- _Records provided_
## BEGIN

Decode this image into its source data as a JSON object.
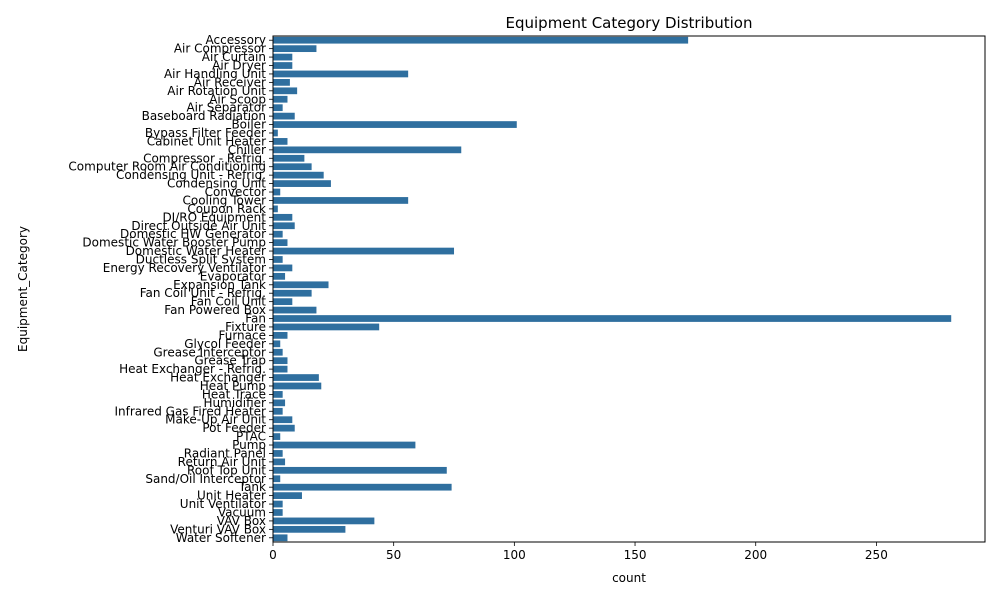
{
  "chart_data": {
    "type": "bar",
    "orientation": "horizontal",
    "title": "Equipment Category Distribution",
    "xlabel": "count",
    "ylabel": "Equipment_Category",
    "xlim": [
      0,
      295
    ],
    "xticks": [
      0,
      50,
      100,
      150,
      200,
      250
    ],
    "grid": false,
    "legend": "none",
    "bar_color": "#2f6f9f",
    "categories": [
      "Accessory",
      "Air Compressor",
      "Air Curtain",
      "Air Dryer",
      "Air Handling Unit",
      "Air Receiver",
      "Air Rotation Unit",
      "Air Scoop",
      "Air Separator",
      "Baseboard Radiation",
      "Boiler",
      "Bypass Filter Feeder",
      "Cabinet Unit Heater",
      "Chiller",
      "Compressor - Refrig.",
      "Computer Room Air Conditioning",
      "Condensing Unit - Refrig.",
      "Condensing Unit",
      "Convector",
      "Cooling Tower",
      "Coupon Rack",
      "DI/RO Equipment",
      "Direct Outside Air Unit",
      "Domestic HW Generator",
      "Domestic Water Booster Pump",
      "Domestic Water Heater",
      "Ductless Split System",
      "Energy Recovery Ventilator",
      "Evaporator",
      "Expansion Tank",
      "Fan Coil Unit - Refrig.",
      "Fan Coil Unit",
      "Fan Powered Box",
      "Fan",
      "Fixture",
      "Furnace",
      "Glycol Feeder",
      "Grease Interceptor",
      "Grease Trap",
      "Heat Exchanger - Refrig.",
      "Heat Exchanger",
      "Heat Pump",
      "Heat Trace",
      "Humidifier",
      "Infrared Gas Fired Heater",
      "Make-Up Air Unit",
      "Pot Feeder",
      "PTAC",
      "Pump",
      "Radiant Panel",
      "Return Air Unit",
      "Roof Top Unit",
      "Sand/Oil Interceptor",
      "Tank",
      "Unit Heater",
      "Unit Ventilator",
      "Vacuum",
      "VAV Box",
      "Venturi VAV Box",
      "Water Softener"
    ],
    "values": [
      172,
      18,
      8,
      8,
      56,
      7,
      10,
      6,
      4,
      9,
      101,
      2,
      6,
      78,
      13,
      16,
      21,
      24,
      3,
      56,
      2,
      8,
      9,
      4,
      6,
      75,
      4,
      8,
      5,
      23,
      16,
      8,
      18,
      281,
      44,
      6,
      3,
      4,
      6,
      6,
      19,
      20,
      4,
      5,
      4,
      8,
      9,
      3,
      59,
      4,
      5,
      72,
      3,
      74,
      12,
      4,
      4,
      42,
      30,
      6
    ]
  }
}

## END

- _Written task_
Repeat all of the records verbatim, leaving out the pictures.

- _Response to the exercise_
Decode this image into its source data as a JSON object.
{
  "chart_data": {
    "type": "bar",
    "orientation": "horizontal",
    "title": "Equipment Category Distribution",
    "xlabel": "count",
    "ylabel": "Equipment_Category",
    "xlim": [
      0,
      295
    ],
    "xticks": [
      0,
      50,
      100,
      150,
      200,
      250
    ],
    "grid": false,
    "legend": "none",
    "bar_color": "#2f6f9f",
    "categories": [
      "Accessory",
      "Air Compressor",
      "Air Curtain",
      "Air Dryer",
      "Air Handling Unit",
      "Air Receiver",
      "Air Rotation Unit",
      "Air Scoop",
      "Air Separator",
      "Baseboard Radiation",
      "Boiler",
      "Bypass Filter Feeder",
      "Cabinet Unit Heater",
      "Chiller",
      "Compressor - Refrig.",
      "Computer Room Air Conditioning",
      "Condensing Unit - Refrig.",
      "Condensing Unit",
      "Convector",
      "Cooling Tower",
      "Coupon Rack",
      "DI/RO Equipment",
      "Direct Outside Air Unit",
      "Domestic HW Generator",
      "Domestic Water Booster Pump",
      "Domestic Water Heater",
      "Ductless Split System",
      "Energy Recovery Ventilator",
      "Evaporator",
      "Expansion Tank",
      "Fan Coil Unit - Refrig.",
      "Fan Coil Unit",
      "Fan Powered Box",
      "Fan",
      "Fixture",
      "Furnace",
      "Glycol Feeder",
      "Grease Interceptor",
      "Grease Trap",
      "Heat Exchanger - Refrig.",
      "Heat Exchanger",
      "Heat Pump",
      "Heat Trace",
      "Humidifier",
      "Infrared Gas Fired Heater",
      "Make-Up Air Unit",
      "Pot Feeder",
      "PTAC",
      "Pump",
      "Radiant Panel",
      "Return Air Unit",
      "Roof Top Unit",
      "Sand/Oil Interceptor",
      "Tank",
      "Unit Heater",
      "Unit Ventilator",
      "Vacuum",
      "VAV Box",
      "Venturi VAV Box",
      "Water Softener"
    ],
    "values": [
      172,
      18,
      8,
      8,
      56,
      7,
      10,
      6,
      4,
      9,
      101,
      2,
      6,
      78,
      13,
      16,
      21,
      24,
      3,
      56,
      2,
      8,
      9,
      4,
      6,
      75,
      4,
      8,
      5,
      23,
      16,
      8,
      18,
      281,
      44,
      6,
      3,
      4,
      6,
      6,
      19,
      20,
      4,
      5,
      4,
      8,
      9,
      3,
      59,
      4,
      5,
      72,
      3,
      74,
      12,
      4,
      4,
      42,
      30,
      6
    ]
  }
}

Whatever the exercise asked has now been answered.